#### Problem description
Reproduce all the material exactly, minus any pictures it holds.

* START Records *

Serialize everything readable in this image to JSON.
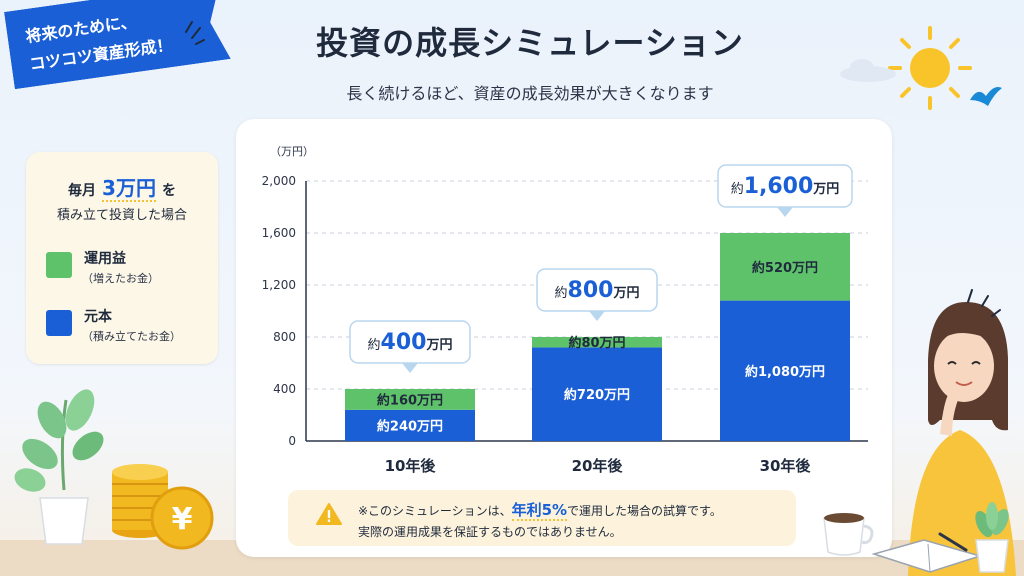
{
  "banner": {
    "line1": "将来のために、",
    "line2": "コツコツ資産形成！"
  },
  "header": {
    "title": "投資の成長シミュレーション",
    "subtitle": "長く続けるほど、資産の成長効果が大きくなります"
  },
  "legend": {
    "monthly_prefix": "毎月",
    "monthly_amount": "3万円",
    "monthly_suffix": "を",
    "line2": "積み立て投資した場合",
    "items": [
      {
        "label": "運用益",
        "sub": "（増えたお金）",
        "color": "#5ec26a"
      },
      {
        "label": "元本",
        "sub": "（積み立てたお金）",
        "color": "#1a5fd6"
      }
    ]
  },
  "chart_data": {
    "type": "bar",
    "stacked": true,
    "unit_label": "（万円）",
    "categories": [
      "10年後",
      "20年後",
      "30年後"
    ],
    "series": [
      {
        "name": "元本",
        "values": [
          240,
          720,
          1080
        ],
        "labels": [
          "約240万円",
          "約720万円",
          "約1,080万円"
        ],
        "color": "#1a5fd6"
      },
      {
        "name": "運用益",
        "values": [
          160,
          80,
          520
        ],
        "labels": [
          "約160万円",
          "約80万円",
          "約520万円"
        ],
        "color": "#5ec26a"
      }
    ],
    "totals": [
      {
        "prefix": "約",
        "value": "400",
        "suffix": "万円"
      },
      {
        "prefix": "約",
        "value": "800",
        "suffix": "万円"
      },
      {
        "prefix": "約",
        "value": "1,600",
        "suffix": "万円"
      }
    ],
    "ylim": [
      0,
      2000
    ],
    "yticks": [
      0,
      400,
      800,
      1200,
      1600,
      2000
    ],
    "ytick_labels": [
      "0",
      "400",
      "800",
      "1,200",
      "1,600",
      "2,000"
    ],
    "grid": true
  },
  "note": {
    "line1_before": "※このシミュレーションは、",
    "highlight": "年利5%",
    "line1_after": "で運用した場合の試算です。",
    "line2": "実際の運用成果を保証するものではありません。"
  },
  "icons": [
    "sun-icon",
    "bird-icon",
    "warning-icon",
    "yen-coin-icon",
    "plant-icon",
    "coffee-cup-icon",
    "notebook-icon",
    "person-illustration"
  ]
}
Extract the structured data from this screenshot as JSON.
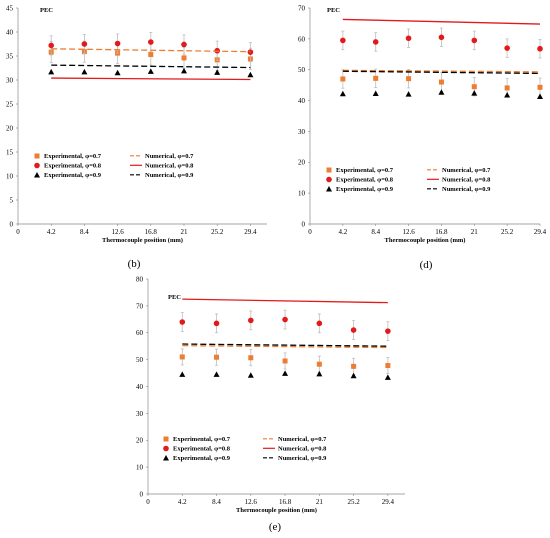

* END Records *

#### Result below
Serialize everything readable in this image to JSON.
{
  "banner": {
    "line1": "将来のために、",
    "line2": "コツコツ資産形成！"
  },
  "header": {
    "title": "投資の成長シミュレーション",
    "subtitle": "長く続けるほど、資産の成長効果が大きくなります"
  },
  "legend": {
    "monthly_prefix": "毎月",
    "monthly_amount": "3万円",
    "monthly_suffix": "を",
    "line2": "積み立て投資した場合",
    "items": [
      {
        "label": "運用益",
        "sub": "（増えたお金）",
        "color": "#5ec26a"
      },
      {
        "label": "元本",
        "sub": "（積み立てたお金）",
        "color": "#1a5fd6"
      }
    ]
  },
  "chart_data": {
    "type": "bar",
    "stacked": true,
    "unit_label": "（万円）",
    "categories": [
      "10年後",
      "20年後",
      "30年後"
    ],
    "series": [
      {
        "name": "元本",
        "values": [
          240,
          720,
          1080
        ],
        "labels": [
          "約240万円",
          "約720万円",
          "約1,080万円"
        ],
        "color": "#1a5fd6"
      },
      {
        "name": "運用益",
        "values": [
          160,
          80,
          520
        ],
        "labels": [
          "約160万円",
          "約80万円",
          "約520万円"
        ],
        "color": "#5ec26a"
      }
    ],
    "totals": [
      {
        "prefix": "約",
        "value": "400",
        "suffix": "万円"
      },
      {
        "prefix": "約",
        "value": "800",
        "suffix": "万円"
      },
      {
        "prefix": "約",
        "value": "1,600",
        "suffix": "万円"
      }
    ],
    "ylim": [
      0,
      2000
    ],
    "yticks": [
      0,
      400,
      800,
      1200,
      1600,
      2000
    ],
    "ytick_labels": [
      "0",
      "400",
      "800",
      "1,200",
      "1,600",
      "2,000"
    ],
    "grid": true
  },
  "note": {
    "line1_before": "※このシミュレーションは、",
    "highlight": "年利5%",
    "line1_after": "で運用した場合の試算です。",
    "line2": "実際の運用成果を保証するものではありません。"
  },
  "icons": [
    "sun-icon",
    "bird-icon",
    "warning-icon",
    "yen-coin-icon",
    "plant-icon",
    "coffee-cup-icon",
    "notebook-icon",
    "person-illustration"
  ]
}
Extract the structured data from this screenshot as JSON.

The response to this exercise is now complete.